**DATA:**
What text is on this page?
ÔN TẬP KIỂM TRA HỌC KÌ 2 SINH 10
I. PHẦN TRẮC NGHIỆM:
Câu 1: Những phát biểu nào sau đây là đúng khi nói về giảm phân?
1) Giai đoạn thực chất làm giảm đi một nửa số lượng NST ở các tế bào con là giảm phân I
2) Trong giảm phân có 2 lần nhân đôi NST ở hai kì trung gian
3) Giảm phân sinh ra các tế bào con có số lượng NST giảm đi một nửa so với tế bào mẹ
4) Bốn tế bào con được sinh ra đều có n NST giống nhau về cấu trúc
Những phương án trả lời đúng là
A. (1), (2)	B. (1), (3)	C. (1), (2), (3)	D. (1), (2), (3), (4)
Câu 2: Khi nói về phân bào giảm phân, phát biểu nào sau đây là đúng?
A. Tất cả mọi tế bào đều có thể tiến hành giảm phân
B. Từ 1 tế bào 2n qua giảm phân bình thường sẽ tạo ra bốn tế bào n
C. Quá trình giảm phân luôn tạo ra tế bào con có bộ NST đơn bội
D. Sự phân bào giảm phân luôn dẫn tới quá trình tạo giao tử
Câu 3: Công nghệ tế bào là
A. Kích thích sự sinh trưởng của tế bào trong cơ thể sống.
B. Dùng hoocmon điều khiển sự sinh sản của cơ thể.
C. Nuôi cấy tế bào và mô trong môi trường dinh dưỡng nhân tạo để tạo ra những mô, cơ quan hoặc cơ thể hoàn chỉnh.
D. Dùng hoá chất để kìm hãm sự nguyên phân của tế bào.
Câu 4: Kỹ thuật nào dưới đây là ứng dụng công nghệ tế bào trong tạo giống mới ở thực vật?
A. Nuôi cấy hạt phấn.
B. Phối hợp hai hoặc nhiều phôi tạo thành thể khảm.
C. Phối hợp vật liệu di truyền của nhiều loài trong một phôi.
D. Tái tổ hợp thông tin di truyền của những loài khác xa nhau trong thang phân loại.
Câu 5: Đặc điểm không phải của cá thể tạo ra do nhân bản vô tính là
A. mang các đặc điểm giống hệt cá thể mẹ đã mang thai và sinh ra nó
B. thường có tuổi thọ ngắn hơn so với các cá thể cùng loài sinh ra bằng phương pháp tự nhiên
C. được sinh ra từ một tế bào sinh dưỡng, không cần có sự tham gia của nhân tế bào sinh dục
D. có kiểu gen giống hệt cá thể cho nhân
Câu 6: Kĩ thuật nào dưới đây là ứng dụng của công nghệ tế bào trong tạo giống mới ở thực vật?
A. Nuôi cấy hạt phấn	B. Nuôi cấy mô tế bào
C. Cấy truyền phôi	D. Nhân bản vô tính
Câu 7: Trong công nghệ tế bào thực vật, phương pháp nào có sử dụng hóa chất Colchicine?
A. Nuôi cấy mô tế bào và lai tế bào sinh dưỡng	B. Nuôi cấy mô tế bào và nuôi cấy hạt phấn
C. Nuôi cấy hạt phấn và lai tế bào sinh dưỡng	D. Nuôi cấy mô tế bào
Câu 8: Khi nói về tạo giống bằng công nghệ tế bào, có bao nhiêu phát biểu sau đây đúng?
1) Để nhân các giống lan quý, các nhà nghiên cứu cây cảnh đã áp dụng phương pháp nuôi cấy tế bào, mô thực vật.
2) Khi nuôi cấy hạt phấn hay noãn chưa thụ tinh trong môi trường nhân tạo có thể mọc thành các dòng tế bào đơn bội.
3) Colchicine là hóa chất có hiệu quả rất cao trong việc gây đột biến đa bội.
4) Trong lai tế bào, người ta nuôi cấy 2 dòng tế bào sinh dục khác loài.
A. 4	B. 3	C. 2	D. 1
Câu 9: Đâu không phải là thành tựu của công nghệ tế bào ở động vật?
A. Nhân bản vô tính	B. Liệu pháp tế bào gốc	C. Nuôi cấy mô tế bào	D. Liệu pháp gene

**WRITTEN REQUEST:** Pull out all lines containing "Dùng".

**SOLUTION BELOW:**
B. Dùng hoocmon điều khiển sự sinh sản của cơ thể.
D. Dùng hoá chất để kìm hãm sự nguyên phân của tế bào.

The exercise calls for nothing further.